→ **Given instruction**
Below is some material; transcribe all of it exactly.

→ **Recorded data**
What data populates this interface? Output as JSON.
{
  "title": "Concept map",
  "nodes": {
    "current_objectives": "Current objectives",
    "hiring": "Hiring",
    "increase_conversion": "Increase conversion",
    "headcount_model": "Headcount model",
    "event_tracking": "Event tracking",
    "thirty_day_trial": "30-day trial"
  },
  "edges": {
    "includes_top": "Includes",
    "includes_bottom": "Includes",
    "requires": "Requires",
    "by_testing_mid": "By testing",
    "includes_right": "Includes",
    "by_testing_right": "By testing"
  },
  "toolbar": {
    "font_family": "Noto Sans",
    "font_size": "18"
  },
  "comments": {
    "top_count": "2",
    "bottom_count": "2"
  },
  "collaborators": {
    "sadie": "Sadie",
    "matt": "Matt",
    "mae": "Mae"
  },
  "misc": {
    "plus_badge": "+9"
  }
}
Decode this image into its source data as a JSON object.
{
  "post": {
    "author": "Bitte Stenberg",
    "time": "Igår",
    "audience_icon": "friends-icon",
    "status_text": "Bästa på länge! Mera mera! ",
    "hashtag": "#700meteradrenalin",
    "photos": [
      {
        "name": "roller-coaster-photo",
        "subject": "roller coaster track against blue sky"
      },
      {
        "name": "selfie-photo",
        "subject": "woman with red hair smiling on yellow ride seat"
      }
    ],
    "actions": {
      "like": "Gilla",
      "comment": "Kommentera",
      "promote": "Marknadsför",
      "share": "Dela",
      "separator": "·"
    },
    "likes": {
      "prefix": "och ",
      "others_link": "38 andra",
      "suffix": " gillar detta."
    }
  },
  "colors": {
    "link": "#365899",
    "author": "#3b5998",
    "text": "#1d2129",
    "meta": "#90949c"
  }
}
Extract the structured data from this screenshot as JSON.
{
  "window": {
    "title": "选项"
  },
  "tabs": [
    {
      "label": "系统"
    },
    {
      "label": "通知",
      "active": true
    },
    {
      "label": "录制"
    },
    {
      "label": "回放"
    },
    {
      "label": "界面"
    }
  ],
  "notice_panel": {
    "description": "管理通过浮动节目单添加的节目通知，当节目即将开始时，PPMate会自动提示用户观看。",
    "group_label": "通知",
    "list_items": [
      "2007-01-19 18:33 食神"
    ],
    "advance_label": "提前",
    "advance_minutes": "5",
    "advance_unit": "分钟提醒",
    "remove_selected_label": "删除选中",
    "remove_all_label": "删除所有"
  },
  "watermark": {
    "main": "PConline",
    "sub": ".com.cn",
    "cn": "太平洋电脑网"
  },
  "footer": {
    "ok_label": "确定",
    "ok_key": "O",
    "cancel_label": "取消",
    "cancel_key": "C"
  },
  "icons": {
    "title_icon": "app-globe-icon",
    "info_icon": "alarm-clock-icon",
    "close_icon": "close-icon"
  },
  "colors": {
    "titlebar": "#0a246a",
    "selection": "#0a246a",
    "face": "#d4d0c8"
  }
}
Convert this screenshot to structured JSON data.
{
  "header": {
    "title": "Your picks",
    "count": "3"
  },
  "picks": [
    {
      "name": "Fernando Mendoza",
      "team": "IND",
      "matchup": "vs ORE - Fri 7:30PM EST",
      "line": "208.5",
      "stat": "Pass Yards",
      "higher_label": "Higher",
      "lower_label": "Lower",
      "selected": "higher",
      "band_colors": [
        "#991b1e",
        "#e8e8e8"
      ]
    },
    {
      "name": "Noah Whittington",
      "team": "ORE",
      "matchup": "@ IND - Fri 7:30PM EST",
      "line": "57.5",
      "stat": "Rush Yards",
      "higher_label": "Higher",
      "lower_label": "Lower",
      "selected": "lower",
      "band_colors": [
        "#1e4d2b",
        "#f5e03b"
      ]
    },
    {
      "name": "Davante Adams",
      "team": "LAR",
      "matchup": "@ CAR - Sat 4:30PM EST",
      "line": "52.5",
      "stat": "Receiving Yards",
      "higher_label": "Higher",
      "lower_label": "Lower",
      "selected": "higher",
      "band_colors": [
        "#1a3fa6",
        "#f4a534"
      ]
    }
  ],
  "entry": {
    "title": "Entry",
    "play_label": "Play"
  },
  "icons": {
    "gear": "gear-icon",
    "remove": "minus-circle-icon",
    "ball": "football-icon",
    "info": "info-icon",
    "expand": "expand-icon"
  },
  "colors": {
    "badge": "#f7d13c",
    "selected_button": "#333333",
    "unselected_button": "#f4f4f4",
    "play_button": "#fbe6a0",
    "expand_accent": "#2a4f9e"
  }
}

→ **Answer to this exercise**
What data populates this interface? Output as JSON.
{
  "title": "Concept map",
  "nodes": {
    "current_objectives": "Current objectives",
    "hiring": "Hiring",
    "increase_conversion": "Increase conversion",
    "headcount_model": "Headcount model",
    "event_tracking": "Event tracking",
    "thirty_day_trial": "30-day trial"
  },
  "edges": {
    "includes_top": "Includes",
    "includes_bottom": "Includes",
    "requires": "Requires",
    "by_testing_mid": "By testing",
    "includes_right": "Includes",
    "by_testing_right": "By testing"
  },
  "toolbar": {
    "font_family": "Noto Sans",
    "font_size": "18"
  },
  "comments": {
    "top_count": "2",
    "bottom_count": "2"
  },
  "collaborators": {
    "sadie": "Sadie",
    "matt": "Matt",
    "mae": "Mae"
  },
  "misc": {
    "plus_badge": "+9"
  }
}
Decode this image into its source data as a JSON object.
{
  "post": {
    "author": "Bitte Stenberg",
    "time": "Igår",
    "audience_icon": "friends-icon",
    "status_text": "Bästa på länge! Mera mera! ",
    "hashtag": "#700meteradrenalin",
    "photos": [
      {
        "name": "roller-coaster-photo",
        "subject": "roller coaster track against blue sky"
      },
      {
        "name": "selfie-photo",
        "subject": "woman with red hair smiling on yellow ride seat"
      }
    ],
    "actions": {
      "like": "Gilla",
      "comment": "Kommentera",
      "promote": "Marknadsför",
      "share": "Dela",
      "separator": "·"
    },
    "likes": {
      "prefix": "och ",
      "others_link": "38 andra",
      "suffix": " gillar detta."
    }
  },
  "colors": {
    "link": "#365899",
    "author": "#3b5998",
    "text": "#1d2129",
    "meta": "#90949c"
  }
}
Extract the structured data from this screenshot as JSON.
{
  "window": {
    "title": "选项"
  },
  "tabs": [
    {
      "label": "系统"
    },
    {
      "label": "通知",
      "active": true
    },
    {
      "label": "录制"
    },
    {
      "label": "回放"
    },
    {
      "label": "界面"
    }
  ],
  "notice_panel": {
    "description": "管理通过浮动节目单添加的节目通知，当节目即将开始时，PPMate会自动提示用户观看。",
    "group_label": "通知",
    "list_items": [
      "2007-01-19 18:33 食神"
    ],
    "advance_label": "提前",
    "advance_minutes": "5",
    "advance_unit": "分钟提醒",
    "remove_selected_label": "删除选中",
    "remove_all_label": "删除所有"
  },
  "watermark": {
    "main": "PConline",
    "sub": ".com.cn",
    "cn": "太平洋电脑网"
  },
  "footer": {
    "ok_label": "确定",
    "ok_key": "O",
    "cancel_label": "取消",
    "cancel_key": "C"
  },
  "icons": {
    "title_icon": "app-globe-icon",
    "info_icon": "alarm-clock-icon",
    "close_icon": "close-icon"
  },
  "colors": {
    "titlebar": "#0a246a",
    "selection": "#0a246a",
    "face": "#d4d0c8"
  }
}
Convert this screenshot to structured JSON data.
{
  "header": {
    "title": "Your picks",
    "count": "3"
  },
  "picks": [
    {
      "name": "Fernando Mendoza",
      "team": "IND",
      "matchup": "vs ORE - Fri 7:30PM EST",
      "line": "208.5",
      "stat": "Pass Yards",
      "higher_label": "Higher",
      "lower_label": "Lower",
      "selected": "higher",
      "band_colors": [
        "#991b1e",
        "#e8e8e8"
      ]
    },
    {
      "name": "Noah Whittington",
      "team": "ORE",
      "matchup": "@ IND - Fri 7:30PM EST",
      "line": "57.5",
      "stat": "Rush Yards",
      "higher_label": "Higher",
      "lower_label": "Lower",
      "selected": "lower",
      "band_colors": [
        "#1e4d2b",
        "#f5e03b"
      ]
    },
    {
      "name": "Davante Adams",
      "team": "LAR",
      "matchup": "@ CAR - Sat 4:30PM EST",
      "line": "52.5",
      "stat": "Receiving Yards",
      "higher_label": "Higher",
      "lower_label": "Lower",
      "selected": "higher",
      "band_colors": [
        "#1a3fa6",
        "#f4a534"
      ]
    }
  ],
  "entry": {
    "title": "Entry",
    "play_label": "Play"
  },
  "icons": {
    "gear": "gear-icon",
    "remove": "minus-circle-icon",
    "ball": "football-icon",
    "info": "info-icon",
    "expand": "expand-icon"
  },
  "colors": {
    "badge": "#f7d13c",
    "selected_button": "#333333",
    "unselected_button": "#f4f4f4",
    "play_button": "#fbe6a0",
    "expand_accent": "#2a4f9e"
  }
}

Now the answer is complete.